* Start Data for the task *
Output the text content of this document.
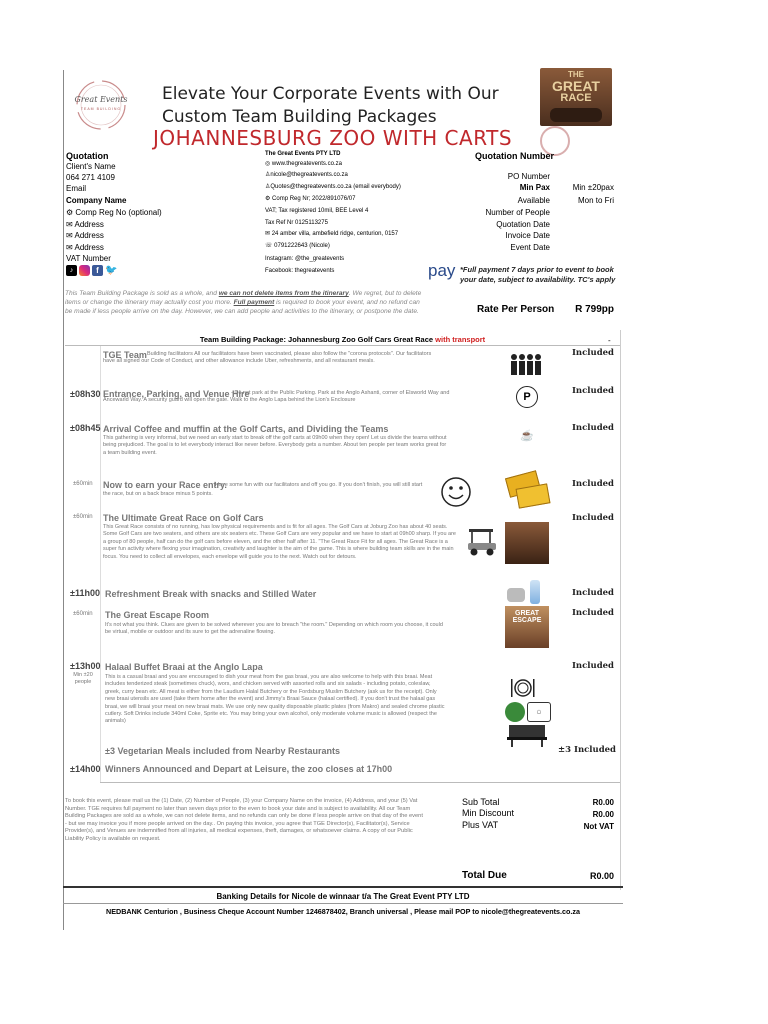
Great Events
TEAM BUILDING
Elevate Your Corporate Events with Our
Custom Team Building Packages
JOHANNESBURG ZOO WITH CARTS
THE
GREAT
RACE
Quotation
Client's Name
064 271 4109
Email
Company Name
⚙ Comp Reg No (optional)
✉ Address
✉ Address
✉ Address
VAT Number
♪	f 🐦
The Great Events PTY LTD
◎ www.thegreatevents.co.za
♙nicole@thegreatevents.co.za
♙Quotes@thegreatevents.co.za (email everybody)
⚙ Comp Reg Nr; 2022/891076/07
VAT; Tax registered 10mil, BEE Level 4
Tax Ref Nr 0125113275
✉ 24 amber villa, ambefield ridge, centurion, 0157
☏ 0791222643 (Nicole)
Instagram: @the_greatevents
Facebook: thegreatevents
Quotation Number
PO Number
Min Pax	Min ±20pax
Available	Mon to Fri
Number of People
Quotation Date
Invoice Date
Event Date
pay *Full payment 7 days prior to event to book your date, subject to availability. TC's apply
This Team Building Package is sold as a whole, and we can not delete items from the itinerary. We regret, but to delete items or change the itinerary may actually cost you more. Full payment is required to book your event, and no refund can be made if less people arrive on the day. However, we can add people and activities to the itinerary, or postpone the date.	Rate Per Person	R 799pp
Team Building Package: Johannesburg Zoo Golf Cars Great Race with transport	-
TGE Team Building facilitators All our facilitators have been vaccinated, please also follow the "corona protocols". Our facilitators have all signed our Code of Conduct, and other allowance include Uber, refreshments, and all restaurant meals.
Included
±08h30 Entrance, Parking, and Venue Hire
- Do not park at the Public Parking. Park at the Anglo Ashanti, corner of Elsworld Way and Ancewarld Way. A security guard will open the gate. Walk to the Anglo Lapa behind the Lion's Enclosure	P	Included
±08h45 Arrival Coffee and muffin at the Golf Carts, and Dividing the Teams
This gathering is very informal, but we need an early start to break off the golf carts at 09h00 when they open! Let us divide the teams without being prejudiced. The goal is to let everybody interact like never before. Everybody gets a number. About ten people per team works great for a team building event.
☕
Included
±60min Now to earn your Race entry.
Have some fun with our facilitators and off you go. If you don't finish, you will still start the race, but on a back brace minus 5 points.
Included
±60min The Ultimate Great Race on Golf Cars
This Great Race consists of no running, has low physical requirements and is fit for all ages. The Golf Cars at Joburg Zoo has about 40 seats. Some Golf Cars are two seaters, and others are six seaters etc. These Golf Cars are very popular and we have to start at 09h00 sharp. If you are a group of 80 people, half can do the golf cars before eleven, and the other half after 11. "The Great Race Fit for all ages. The Great Race is a super fun activity where flexing your imagination, creativity and laughter is the aim of the game. This is where building team skills are in the main focus. You need to collect all envelopes, each envelope will guide you to the next. Watch out for detours.
Included
±11h00 Refreshment Break with snacks and Stilled Water	Included
±60min The Great Escape Room
It's not what you think. Clues are given to be solved wherever you are to breach "the room." Depending on which room you choose, it could be virtual, mobile or outdoor and its sure to get the adrenaline flowing.
GREAT
ESCAPE
Included
±13h00
Min ±20 people
Halaal Buffet Braai at the Anglo Lapa
This is a casual braai and you are encouraged to dish your meat from the gas braai, you are also welcome to help with this braai. Meat includes tenderized steak (sometimes chuck), wors, and chicken served with assorted rolls and six salads - including potato, coleslaw, greek, curry bean etc. All meat is either from the Laudium Halal Butchery or the Fordsburg Muslim Butchery (ask us for the receipt). Only new braai utensils are used (take them home after the event) and Jimmy's Braai Sauce (halaal certified). If you don't trust the halaal gas braai, we will braai your meat on new braai mats. We use only new quality disposable plastic plates (from Makro) and sealed chrome plastic cutlery. Soft Drinks include 340ml Coke, Sprite etc. You may bring your own alcohol, only moderate volume music is allowed (respect the animals)
◯
Included
±3 Vegetarian Meals included from Nearby Restaurants	±3 Included
±14h00 Winners Announced and Depart at Leisure, the zoo closes at 17h00
To book this event, please mail us the (1) Date, (2) Number of People, (3) your Company Name on the invoice, (4) Address, and your (5) Vat Number. TGE requires full payment no later than seven days prior to the even to book your date and is subject to availability. All our Team Building Packages are sold as a whole, we can not delete items, and no refunds can only be done if less people arrive on that day of the event - but we may invoice you if more people arrived on the day.. On paying this invoice, you agree that TGE Director(s), Facilitator(s), Service Provider(s), and Venues are indemnified from all injuries, all medical expenses, theft, damages, or whatsoever claims. A copy of our Public Liability Policy is available on request.
Sub Total	R0.00
Min Discount	R0.00
Plus VAT	Not VAT
Total Due	R0.00
Banking Details for Nicole de winnaar t/a The Great Event PTY LTD
NEDBANK Centurion , Business Cheque Account Number 1246878402, Branch universal , Please mail POP to nicole@thegreatevents.co.za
* End Data for the task *
● Exercise task
Write out every line from the entries where "everybody" appears.

● Task result
♙Quotes@thegreatevents.co.za (email everybody)
This gathering is very informal, but we need an early start to break off the golf carts at 09h00 when they open! Let us divide the teams without being prejudiced. The goal is to let everybody interact like never before. Everybody gets a number. About ten people per team works great for a team building event.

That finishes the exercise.